*WHAT IS BEING ASKED*: Produce an exact copy of all the records.

*SUPPLIED MATERIAL*:
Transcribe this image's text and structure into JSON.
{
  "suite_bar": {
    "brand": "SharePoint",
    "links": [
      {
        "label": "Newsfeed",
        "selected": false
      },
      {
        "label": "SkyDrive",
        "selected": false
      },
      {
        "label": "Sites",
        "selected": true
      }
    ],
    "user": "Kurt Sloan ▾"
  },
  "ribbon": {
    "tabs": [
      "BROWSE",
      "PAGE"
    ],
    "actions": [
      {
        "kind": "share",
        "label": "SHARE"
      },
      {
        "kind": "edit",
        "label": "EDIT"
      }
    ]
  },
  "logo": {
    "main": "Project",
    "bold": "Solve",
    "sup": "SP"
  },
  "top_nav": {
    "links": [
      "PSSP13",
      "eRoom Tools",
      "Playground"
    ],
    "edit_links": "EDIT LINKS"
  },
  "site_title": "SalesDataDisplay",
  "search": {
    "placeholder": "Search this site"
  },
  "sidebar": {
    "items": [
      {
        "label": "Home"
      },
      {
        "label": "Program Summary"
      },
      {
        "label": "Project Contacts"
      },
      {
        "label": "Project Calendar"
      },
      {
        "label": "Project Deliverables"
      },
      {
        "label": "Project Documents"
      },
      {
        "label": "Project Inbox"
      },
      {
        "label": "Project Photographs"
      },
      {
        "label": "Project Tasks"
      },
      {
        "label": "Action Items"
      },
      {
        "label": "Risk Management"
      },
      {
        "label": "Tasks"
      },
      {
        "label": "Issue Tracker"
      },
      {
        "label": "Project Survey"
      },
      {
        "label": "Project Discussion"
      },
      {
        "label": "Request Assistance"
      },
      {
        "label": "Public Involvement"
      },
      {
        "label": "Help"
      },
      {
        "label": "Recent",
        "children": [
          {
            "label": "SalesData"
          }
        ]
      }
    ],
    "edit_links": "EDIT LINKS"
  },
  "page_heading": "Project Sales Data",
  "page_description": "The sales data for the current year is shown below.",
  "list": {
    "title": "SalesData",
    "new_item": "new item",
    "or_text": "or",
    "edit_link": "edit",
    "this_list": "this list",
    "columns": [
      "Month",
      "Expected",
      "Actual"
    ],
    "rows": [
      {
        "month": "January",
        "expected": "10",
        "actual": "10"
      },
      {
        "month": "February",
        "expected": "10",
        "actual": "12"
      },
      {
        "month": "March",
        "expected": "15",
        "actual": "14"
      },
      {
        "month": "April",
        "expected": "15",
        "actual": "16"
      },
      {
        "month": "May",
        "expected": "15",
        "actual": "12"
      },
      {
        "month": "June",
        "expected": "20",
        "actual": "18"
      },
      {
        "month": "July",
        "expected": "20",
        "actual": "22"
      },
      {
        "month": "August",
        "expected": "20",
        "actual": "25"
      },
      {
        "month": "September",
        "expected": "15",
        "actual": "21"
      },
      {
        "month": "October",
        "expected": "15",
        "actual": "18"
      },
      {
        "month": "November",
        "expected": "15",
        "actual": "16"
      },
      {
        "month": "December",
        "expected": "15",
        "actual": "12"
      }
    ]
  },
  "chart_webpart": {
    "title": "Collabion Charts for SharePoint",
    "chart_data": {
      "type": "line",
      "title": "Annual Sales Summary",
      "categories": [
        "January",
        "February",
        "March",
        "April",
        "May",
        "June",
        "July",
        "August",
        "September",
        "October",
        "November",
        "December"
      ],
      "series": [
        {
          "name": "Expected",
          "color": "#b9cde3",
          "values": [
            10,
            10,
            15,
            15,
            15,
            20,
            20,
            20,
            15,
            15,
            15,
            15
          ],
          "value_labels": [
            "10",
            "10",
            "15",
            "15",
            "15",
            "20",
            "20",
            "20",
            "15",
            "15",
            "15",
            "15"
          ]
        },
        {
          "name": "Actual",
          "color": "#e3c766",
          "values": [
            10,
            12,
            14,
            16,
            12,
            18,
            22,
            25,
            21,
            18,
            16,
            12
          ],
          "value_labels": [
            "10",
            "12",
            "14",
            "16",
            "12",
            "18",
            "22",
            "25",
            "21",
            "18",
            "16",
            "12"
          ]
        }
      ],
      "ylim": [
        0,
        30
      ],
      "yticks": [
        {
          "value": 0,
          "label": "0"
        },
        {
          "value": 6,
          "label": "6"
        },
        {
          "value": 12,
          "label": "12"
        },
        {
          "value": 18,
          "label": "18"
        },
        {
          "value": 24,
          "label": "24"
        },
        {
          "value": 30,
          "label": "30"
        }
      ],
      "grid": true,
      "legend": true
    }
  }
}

*WRITTEN RESPONSE*:
Transcribe this image's text and structure into JSON.
{
  "suite_bar": {
    "brand": "SharePoint",
    "links": [
      {
        "label": "Newsfeed",
        "selected": false
      },
      {
        "label": "SkyDrive",
        "selected": false
      },
      {
        "label": "Sites",
        "selected": true
      }
    ],
    "user": "Kurt Sloan ▾"
  },
  "ribbon": {
    "tabs": [
      "BROWSE",
      "PAGE"
    ],
    "actions": [
      {
        "kind": "share",
        "label": "SHARE"
      },
      {
        "kind": "edit",
        "label": "EDIT"
      }
    ]
  },
  "logo": {
    "main": "Project",
    "bold": "Solve",
    "sup": "SP"
  },
  "top_nav": {
    "links": [
      "PSSP13",
      "eRoom Tools",
      "Playground"
    ],
    "edit_links": "EDIT LINKS"
  },
  "site_title": "SalesDataDisplay",
  "search": {
    "placeholder": "Search this site"
  },
  "sidebar": {
    "items": [
      {
        "label": "Home"
      },
      {
        "label": "Program Summary"
      },
      {
        "label": "Project Contacts"
      },
      {
        "label": "Project Calendar"
      },
      {
        "label": "Project Deliverables"
      },
      {
        "label": "Project Documents"
      },
      {
        "label": "Project Inbox"
      },
      {
        "label": "Project Photographs"
      },
      {
        "label": "Project Tasks"
      },
      {
        "label": "Action Items"
      },
      {
        "label": "Risk Management"
      },
      {
        "label": "Tasks"
      },
      {
        "label": "Issue Tracker"
      },
      {
        "label": "Project Survey"
      },
      {
        "label": "Project Discussion"
      },
      {
        "label": "Request Assistance"
      },
      {
        "label": "Public Involvement"
      },
      {
        "label": "Help"
      },
      {
        "label": "Recent",
        "children": [
          {
            "label": "SalesData"
          }
        ]
      }
    ],
    "edit_links": "EDIT LINKS"
  },
  "page_heading": "Project Sales Data",
  "page_description": "The sales data for the current year is shown below.",
  "list": {
    "title": "SalesData",
    "new_item": "new item",
    "or_text": "or",
    "edit_link": "edit",
    "this_list": "this list",
    "columns": [
      "Month",
      "Expected",
      "Actual"
    ],
    "rows": [
      {
        "month": "January",
        "expected": "10",
        "actual": "10"
      },
      {
        "month": "February",
        "expected": "10",
        "actual": "12"
      },
      {
        "month": "March",
        "expected": "15",
        "actual": "14"
      },
      {
        "month": "April",
        "expected": "15",
        "actual": "16"
      },
      {
        "month": "May",
        "expected": "15",
        "actual": "12"
      },
      {
        "month": "June",
        "expected": "20",
        "actual": "18"
      },
      {
        "month": "July",
        "expected": "20",
        "actual": "22"
      },
      {
        "month": "August",
        "expected": "20",
        "actual": "25"
      },
      {
        "month": "September",
        "expected": "15",
        "actual": "21"
      },
      {
        "month": "October",
        "expected": "15",
        "actual": "18"
      },
      {
        "month": "November",
        "expected": "15",
        "actual": "16"
      },
      {
        "month": "December",
        "expected": "15",
        "actual": "12"
      }
    ]
  },
  "chart_webpart": {
    "title": "Collabion Charts for SharePoint",
    "chart_data": {
      "type": "line",
      "title": "Annual Sales Summary",
      "categories": [
        "January",
        "February",
        "March",
        "April",
        "May",
        "June",
        "July",
        "August",
        "September",
        "October",
        "November",
        "December"
      ],
      "series": [
        {
          "name": "Expected",
          "color": "#b9cde3",
          "values": [
            10,
            10,
            15,
            15,
            15,
            20,
            20,
            20,
            15,
            15,
            15,
            15
          ],
          "value_labels": [
            "10",
            "10",
            "15",
            "15",
            "15",
            "20",
            "20",
            "20",
            "15",
            "15",
            "15",
            "15"
          ]
        },
        {
          "name": "Actual",
          "color": "#e3c766",
          "values": [
            10,
            12,
            14,
            16,
            12,
            18,
            22,
            25,
            21,
            18,
            16,
            12
          ],
          "value_labels": [
            "10",
            "12",
            "14",
            "16",
            "12",
            "18",
            "22",
            "25",
            "21",
            "18",
            "16",
            "12"
          ]
        }
      ],
      "ylim": [
        0,
        30
      ],
      "yticks": [
        {
          "value": 0,
          "label": "0"
        },
        {
          "value": 6,
          "label": "6"
        },
        {
          "value": 12,
          "label": "12"
        },
        {
          "value": 18,
          "label": "18"
        },
        {
          "value": 24,
          "label": "24"
        },
        {
          "value": 30,
          "label": "30"
        }
      ],
      "grid": true,
      "legend": true
    }
  }
}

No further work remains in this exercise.